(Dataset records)
┄┄┄┄┄┄

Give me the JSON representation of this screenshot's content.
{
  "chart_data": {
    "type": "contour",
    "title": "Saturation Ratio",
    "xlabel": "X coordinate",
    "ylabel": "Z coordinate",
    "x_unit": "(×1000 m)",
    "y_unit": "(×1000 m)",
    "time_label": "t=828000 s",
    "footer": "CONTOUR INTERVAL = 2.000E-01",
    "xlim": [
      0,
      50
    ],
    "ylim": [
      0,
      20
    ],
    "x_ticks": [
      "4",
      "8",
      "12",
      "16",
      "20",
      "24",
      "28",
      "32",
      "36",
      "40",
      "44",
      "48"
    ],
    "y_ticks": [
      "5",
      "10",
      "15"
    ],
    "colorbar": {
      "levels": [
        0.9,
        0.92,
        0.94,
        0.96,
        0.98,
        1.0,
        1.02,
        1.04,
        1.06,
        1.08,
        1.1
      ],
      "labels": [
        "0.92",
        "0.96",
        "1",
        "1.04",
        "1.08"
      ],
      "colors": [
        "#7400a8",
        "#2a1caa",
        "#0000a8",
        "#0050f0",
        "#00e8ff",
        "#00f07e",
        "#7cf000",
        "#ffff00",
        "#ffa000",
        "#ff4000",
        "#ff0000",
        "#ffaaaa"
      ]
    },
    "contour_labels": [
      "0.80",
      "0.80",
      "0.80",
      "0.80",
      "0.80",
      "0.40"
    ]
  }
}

┄┄┄┄┄┄

- **WRITTEN INSTRUCTION**: Every record above needs to be repeated word for word.

- **THE RESPONSE**:
Give me the JSON representation of this screenshot's content.
{
  "chart_data": {
    "type": "contour",
    "title": "Saturation Ratio",
    "xlabel": "X coordinate",
    "ylabel": "Z coordinate",
    "x_unit": "(×1000 m)",
    "y_unit": "(×1000 m)",
    "time_label": "t=828000 s",
    "footer": "CONTOUR INTERVAL = 2.000E-01",
    "xlim": [
      0,
      50
    ],
    "ylim": [
      0,
      20
    ],
    "x_ticks": [
      "4",
      "8",
      "12",
      "16",
      "20",
      "24",
      "28",
      "32",
      "36",
      "40",
      "44",
      "48"
    ],
    "y_ticks": [
      "5",
      "10",
      "15"
    ],
    "colorbar": {
      "levels": [
        0.9,
        0.92,
        0.94,
        0.96,
        0.98,
        1.0,
        1.02,
        1.04,
        1.06,
        1.08,
        1.1
      ],
      "labels": [
        "0.92",
        "0.96",
        "1",
        "1.04",
        "1.08"
      ],
      "colors": [
        "#7400a8",
        "#2a1caa",
        "#0000a8",
        "#0050f0",
        "#00e8ff",
        "#00f07e",
        "#7cf000",
        "#ffff00",
        "#ffa000",
        "#ff4000",
        "#ff0000",
        "#ffaaaa"
      ]
    },
    "contour_labels": [
      "0.80",
      "0.80",
      "0.80",
      "0.80",
      "0.80",
      "0.40"
    ]
  }
}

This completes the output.